■ Goal: Gather the lines from the material that contain "家居用品".

■ Recorded data:
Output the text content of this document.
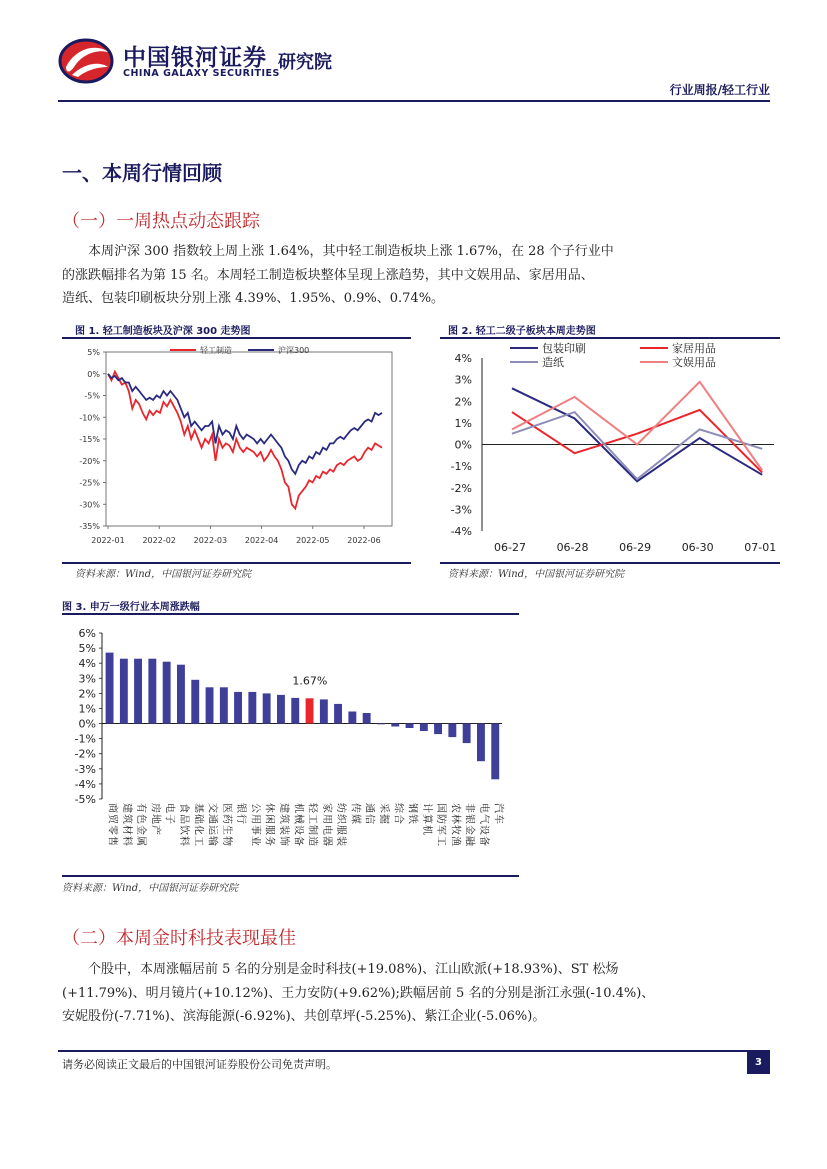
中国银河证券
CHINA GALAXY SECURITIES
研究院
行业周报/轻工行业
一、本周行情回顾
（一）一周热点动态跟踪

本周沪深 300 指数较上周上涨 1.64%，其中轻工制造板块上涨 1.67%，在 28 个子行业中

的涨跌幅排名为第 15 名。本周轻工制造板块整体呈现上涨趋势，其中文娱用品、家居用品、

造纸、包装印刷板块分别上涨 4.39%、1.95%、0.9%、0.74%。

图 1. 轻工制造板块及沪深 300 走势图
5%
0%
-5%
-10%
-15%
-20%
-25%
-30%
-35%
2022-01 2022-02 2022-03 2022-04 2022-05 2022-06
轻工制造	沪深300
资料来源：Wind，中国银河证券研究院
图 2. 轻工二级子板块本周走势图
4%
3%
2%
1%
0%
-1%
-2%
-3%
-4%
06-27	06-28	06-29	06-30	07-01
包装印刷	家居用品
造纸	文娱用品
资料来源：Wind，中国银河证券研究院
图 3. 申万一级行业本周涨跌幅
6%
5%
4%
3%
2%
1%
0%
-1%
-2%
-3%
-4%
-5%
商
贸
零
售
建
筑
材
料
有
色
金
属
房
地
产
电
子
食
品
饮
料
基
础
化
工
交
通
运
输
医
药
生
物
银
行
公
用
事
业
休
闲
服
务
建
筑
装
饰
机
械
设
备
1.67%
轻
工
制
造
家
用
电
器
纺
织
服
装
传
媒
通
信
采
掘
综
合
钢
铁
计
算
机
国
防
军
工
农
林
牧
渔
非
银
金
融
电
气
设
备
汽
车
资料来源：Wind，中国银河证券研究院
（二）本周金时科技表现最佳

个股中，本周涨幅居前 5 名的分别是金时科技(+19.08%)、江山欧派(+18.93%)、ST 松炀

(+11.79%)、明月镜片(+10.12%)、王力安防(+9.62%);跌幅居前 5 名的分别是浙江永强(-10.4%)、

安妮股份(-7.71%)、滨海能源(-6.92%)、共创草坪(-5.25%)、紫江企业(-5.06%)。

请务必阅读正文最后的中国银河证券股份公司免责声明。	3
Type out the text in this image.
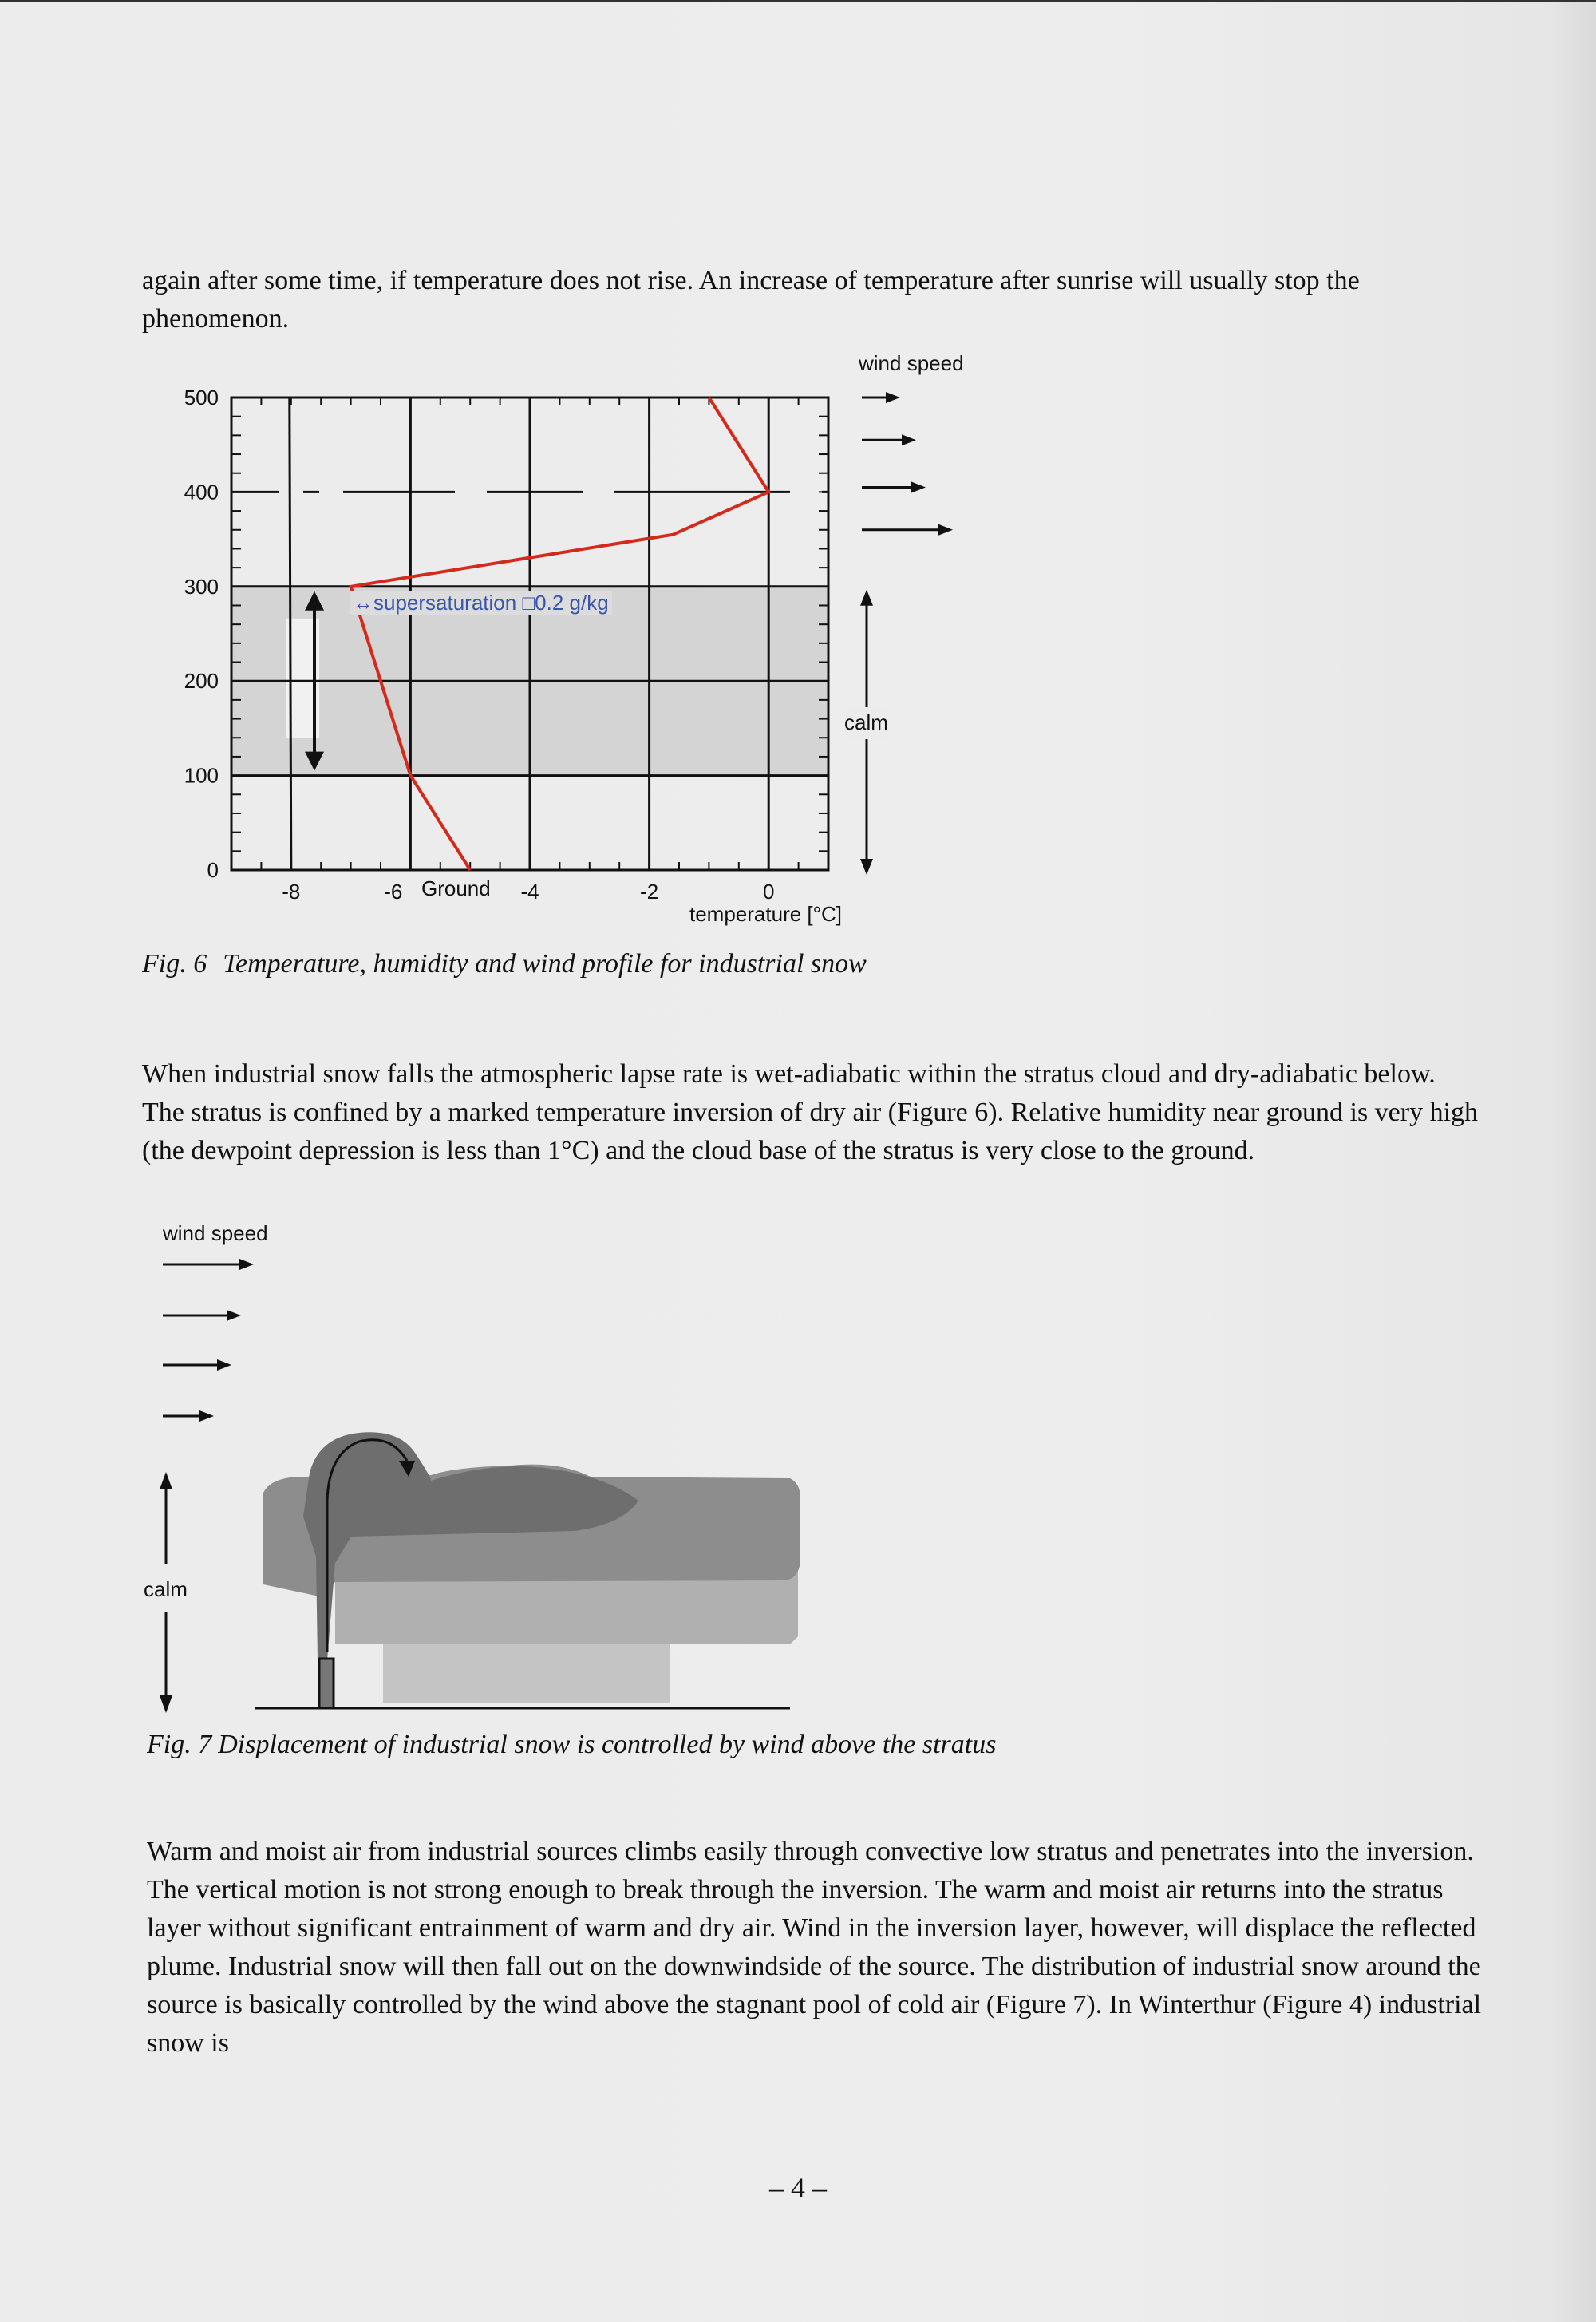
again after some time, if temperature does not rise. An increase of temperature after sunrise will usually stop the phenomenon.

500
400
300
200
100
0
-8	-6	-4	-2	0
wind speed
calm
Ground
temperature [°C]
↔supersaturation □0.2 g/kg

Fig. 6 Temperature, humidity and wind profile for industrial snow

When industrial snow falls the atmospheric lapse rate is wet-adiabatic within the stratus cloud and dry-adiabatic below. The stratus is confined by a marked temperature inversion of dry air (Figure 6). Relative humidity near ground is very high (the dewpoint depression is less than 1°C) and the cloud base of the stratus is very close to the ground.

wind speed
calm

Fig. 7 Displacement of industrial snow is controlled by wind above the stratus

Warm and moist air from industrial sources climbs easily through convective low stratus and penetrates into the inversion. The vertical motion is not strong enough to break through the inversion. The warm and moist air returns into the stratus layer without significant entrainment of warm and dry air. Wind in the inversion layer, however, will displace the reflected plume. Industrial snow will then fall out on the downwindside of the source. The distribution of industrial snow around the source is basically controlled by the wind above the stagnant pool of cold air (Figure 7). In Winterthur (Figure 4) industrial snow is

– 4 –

■ Expected answer:
的涨跌幅排名为第 15 名。本周轻工制造板块整体呈现上涨趋势，其中文娱用品、家居用品、
包装印刷	家居用品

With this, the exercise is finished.